## start

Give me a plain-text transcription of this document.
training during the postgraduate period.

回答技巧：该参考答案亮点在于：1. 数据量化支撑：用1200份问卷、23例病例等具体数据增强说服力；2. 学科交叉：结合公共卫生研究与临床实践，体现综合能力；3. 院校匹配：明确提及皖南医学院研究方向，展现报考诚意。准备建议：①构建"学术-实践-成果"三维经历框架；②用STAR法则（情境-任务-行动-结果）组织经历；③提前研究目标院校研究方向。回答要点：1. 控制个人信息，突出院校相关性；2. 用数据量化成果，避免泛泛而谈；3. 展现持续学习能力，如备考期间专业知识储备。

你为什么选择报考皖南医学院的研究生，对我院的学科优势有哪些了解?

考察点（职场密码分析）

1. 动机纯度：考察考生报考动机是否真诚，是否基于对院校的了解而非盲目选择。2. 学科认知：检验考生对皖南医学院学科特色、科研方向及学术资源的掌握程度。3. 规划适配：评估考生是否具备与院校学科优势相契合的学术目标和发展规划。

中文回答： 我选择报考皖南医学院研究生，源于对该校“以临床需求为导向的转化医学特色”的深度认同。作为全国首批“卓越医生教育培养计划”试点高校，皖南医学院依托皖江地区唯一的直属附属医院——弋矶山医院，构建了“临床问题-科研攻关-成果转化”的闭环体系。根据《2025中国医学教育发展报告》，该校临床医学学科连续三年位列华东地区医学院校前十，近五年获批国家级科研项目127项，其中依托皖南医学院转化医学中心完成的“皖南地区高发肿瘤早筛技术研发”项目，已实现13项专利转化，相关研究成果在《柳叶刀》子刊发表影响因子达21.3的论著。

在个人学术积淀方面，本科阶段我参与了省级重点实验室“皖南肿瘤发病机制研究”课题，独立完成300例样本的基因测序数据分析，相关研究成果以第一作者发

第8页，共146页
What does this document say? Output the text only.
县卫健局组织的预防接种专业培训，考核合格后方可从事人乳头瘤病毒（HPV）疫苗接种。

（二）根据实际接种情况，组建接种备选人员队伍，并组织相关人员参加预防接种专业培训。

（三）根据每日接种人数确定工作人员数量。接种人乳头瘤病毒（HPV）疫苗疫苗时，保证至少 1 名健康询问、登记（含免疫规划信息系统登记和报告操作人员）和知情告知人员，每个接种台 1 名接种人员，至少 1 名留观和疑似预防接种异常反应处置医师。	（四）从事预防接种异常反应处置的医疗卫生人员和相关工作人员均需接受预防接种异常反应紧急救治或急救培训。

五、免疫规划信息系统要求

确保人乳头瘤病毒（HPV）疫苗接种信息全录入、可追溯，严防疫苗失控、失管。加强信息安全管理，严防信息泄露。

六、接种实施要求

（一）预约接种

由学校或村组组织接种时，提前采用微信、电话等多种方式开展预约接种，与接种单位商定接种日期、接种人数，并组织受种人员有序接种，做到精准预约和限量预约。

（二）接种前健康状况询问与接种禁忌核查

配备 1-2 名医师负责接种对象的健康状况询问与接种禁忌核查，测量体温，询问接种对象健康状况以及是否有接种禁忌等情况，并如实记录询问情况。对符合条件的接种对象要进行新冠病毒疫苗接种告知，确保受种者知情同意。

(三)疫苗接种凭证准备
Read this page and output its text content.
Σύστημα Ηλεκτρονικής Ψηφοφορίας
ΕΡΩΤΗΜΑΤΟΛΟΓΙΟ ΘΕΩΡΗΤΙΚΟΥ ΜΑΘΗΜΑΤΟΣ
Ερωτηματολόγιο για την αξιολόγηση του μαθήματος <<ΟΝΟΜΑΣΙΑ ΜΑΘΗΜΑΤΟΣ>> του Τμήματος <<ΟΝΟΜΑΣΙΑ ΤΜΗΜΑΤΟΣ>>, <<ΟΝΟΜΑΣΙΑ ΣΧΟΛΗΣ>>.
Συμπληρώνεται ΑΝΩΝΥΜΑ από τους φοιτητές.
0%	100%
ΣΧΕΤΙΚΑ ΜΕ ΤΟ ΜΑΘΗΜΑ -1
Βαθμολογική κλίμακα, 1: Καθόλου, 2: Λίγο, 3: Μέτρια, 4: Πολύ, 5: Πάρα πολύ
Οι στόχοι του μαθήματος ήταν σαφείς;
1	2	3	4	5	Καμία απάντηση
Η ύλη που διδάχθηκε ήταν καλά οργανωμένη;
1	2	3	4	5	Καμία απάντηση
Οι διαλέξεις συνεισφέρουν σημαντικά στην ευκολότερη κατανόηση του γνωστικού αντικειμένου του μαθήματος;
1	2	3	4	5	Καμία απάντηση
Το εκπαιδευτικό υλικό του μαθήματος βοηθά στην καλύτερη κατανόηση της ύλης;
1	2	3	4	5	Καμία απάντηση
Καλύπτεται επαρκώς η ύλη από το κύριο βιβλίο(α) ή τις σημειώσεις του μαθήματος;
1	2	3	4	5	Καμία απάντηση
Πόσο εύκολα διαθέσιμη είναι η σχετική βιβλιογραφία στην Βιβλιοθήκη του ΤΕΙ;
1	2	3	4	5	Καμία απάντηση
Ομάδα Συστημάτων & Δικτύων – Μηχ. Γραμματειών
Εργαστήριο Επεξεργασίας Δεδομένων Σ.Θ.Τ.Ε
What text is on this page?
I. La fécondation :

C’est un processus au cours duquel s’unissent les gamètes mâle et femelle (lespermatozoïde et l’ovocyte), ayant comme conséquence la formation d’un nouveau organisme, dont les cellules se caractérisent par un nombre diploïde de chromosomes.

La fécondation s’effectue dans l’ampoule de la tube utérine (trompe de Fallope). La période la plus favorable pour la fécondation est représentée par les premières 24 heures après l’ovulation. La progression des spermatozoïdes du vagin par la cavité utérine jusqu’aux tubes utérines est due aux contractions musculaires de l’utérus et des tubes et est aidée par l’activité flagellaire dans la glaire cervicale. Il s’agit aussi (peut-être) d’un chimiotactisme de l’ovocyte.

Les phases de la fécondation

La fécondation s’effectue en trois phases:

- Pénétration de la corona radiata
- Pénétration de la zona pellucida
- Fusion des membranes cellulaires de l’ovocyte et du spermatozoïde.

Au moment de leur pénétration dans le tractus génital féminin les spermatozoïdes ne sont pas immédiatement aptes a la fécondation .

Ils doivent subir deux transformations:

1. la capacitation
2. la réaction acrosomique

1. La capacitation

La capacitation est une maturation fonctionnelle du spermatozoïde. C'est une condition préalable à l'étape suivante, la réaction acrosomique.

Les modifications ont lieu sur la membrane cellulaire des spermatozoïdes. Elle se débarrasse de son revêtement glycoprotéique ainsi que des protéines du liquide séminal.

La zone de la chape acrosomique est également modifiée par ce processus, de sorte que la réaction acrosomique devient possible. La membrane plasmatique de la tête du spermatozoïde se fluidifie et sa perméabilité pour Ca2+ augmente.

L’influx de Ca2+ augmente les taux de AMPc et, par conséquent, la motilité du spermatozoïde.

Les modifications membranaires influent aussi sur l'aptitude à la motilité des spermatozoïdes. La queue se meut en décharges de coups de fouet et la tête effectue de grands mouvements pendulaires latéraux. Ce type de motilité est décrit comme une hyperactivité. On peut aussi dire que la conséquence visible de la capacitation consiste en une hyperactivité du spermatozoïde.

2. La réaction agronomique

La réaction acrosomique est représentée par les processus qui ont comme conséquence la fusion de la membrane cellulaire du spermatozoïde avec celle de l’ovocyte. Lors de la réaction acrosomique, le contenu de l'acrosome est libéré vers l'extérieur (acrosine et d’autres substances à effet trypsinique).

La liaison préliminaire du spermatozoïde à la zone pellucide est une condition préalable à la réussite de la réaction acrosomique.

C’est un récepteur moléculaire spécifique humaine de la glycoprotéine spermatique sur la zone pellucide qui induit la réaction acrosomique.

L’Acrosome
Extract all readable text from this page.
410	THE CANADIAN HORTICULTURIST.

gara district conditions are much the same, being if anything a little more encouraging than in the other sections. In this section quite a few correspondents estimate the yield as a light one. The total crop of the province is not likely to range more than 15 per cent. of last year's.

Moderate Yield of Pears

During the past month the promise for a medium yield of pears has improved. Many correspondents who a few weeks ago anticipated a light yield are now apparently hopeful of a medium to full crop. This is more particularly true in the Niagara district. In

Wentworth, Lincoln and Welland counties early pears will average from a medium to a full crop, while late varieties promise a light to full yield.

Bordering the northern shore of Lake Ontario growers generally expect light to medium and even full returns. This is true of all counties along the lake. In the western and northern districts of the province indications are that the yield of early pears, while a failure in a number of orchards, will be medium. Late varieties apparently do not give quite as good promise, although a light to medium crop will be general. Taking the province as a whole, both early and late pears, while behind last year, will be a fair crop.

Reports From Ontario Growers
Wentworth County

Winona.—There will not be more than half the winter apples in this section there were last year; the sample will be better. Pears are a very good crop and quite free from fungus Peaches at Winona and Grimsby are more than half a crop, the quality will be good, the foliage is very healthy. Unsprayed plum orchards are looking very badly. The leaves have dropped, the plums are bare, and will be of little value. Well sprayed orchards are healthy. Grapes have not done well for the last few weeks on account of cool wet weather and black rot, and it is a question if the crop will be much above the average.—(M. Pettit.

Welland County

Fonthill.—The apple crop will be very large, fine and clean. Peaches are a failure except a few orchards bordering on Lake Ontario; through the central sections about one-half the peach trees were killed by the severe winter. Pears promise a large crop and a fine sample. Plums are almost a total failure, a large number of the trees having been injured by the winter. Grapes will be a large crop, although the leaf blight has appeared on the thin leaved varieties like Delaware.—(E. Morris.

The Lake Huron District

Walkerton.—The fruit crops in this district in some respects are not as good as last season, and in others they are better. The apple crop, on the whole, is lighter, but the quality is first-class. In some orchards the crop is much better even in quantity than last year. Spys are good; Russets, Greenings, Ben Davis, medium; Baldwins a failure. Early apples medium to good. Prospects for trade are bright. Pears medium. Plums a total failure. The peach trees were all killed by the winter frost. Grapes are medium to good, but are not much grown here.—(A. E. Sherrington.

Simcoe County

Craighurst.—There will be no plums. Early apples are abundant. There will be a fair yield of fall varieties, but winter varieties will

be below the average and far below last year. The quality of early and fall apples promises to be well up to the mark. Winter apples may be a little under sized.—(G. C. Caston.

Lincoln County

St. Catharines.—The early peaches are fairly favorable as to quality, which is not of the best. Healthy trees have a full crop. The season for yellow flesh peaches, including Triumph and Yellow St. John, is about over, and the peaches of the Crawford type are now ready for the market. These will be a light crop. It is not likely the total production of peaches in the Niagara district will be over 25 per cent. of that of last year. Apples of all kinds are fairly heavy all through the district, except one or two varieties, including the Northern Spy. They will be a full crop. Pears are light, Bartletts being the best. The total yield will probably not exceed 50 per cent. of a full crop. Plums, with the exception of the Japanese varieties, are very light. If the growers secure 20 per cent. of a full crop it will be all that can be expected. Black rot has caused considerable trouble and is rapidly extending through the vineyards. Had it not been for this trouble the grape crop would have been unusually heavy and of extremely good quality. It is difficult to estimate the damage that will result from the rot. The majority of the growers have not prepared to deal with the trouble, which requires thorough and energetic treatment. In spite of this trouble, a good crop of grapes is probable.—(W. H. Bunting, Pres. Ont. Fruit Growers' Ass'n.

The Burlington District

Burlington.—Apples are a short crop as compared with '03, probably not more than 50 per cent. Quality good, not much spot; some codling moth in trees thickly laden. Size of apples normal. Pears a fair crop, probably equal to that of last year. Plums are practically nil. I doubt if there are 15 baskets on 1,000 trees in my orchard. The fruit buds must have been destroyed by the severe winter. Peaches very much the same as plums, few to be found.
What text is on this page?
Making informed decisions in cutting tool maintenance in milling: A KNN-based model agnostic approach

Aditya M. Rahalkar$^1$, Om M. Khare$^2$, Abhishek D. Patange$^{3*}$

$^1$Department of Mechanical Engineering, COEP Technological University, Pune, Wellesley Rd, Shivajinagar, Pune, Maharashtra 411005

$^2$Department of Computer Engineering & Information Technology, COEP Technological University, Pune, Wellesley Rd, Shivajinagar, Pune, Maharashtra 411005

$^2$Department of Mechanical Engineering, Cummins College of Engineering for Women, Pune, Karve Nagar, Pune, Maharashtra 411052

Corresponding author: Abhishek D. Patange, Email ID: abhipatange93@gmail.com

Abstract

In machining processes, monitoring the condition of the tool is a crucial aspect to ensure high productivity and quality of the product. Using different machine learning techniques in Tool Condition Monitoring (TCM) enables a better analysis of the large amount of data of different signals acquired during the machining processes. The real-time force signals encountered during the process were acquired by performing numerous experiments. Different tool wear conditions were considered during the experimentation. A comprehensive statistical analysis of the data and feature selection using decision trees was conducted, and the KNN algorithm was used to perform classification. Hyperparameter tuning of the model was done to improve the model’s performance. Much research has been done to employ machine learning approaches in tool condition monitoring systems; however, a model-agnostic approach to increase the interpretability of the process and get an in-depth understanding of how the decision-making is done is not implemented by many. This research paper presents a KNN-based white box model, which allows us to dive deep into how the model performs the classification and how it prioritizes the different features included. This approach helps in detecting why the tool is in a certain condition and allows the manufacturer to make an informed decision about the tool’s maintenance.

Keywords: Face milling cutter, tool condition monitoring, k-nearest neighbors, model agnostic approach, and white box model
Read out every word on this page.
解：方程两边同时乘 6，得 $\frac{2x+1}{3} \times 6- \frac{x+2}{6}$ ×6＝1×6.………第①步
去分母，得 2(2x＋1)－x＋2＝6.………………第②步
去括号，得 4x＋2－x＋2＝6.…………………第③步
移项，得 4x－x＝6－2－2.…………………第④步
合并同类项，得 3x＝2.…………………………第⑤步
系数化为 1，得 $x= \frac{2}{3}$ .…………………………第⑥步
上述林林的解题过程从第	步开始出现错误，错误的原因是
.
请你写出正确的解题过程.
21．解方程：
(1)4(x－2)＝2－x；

## end

§ WHAT YOU ARE ASKED TO DO: Show all lines from the data above in which the word "frac" appears.

§ RESULT OF THIS EXERCISE:
解：方程两边同时乘 6，得 $\frac{2x+1}{3} \times 6- \frac{x+2}{6}$ ×6＝1×6.………第①步
系数化为 1，得 $x= \frac{2}{3}$ .…………………………第⑥步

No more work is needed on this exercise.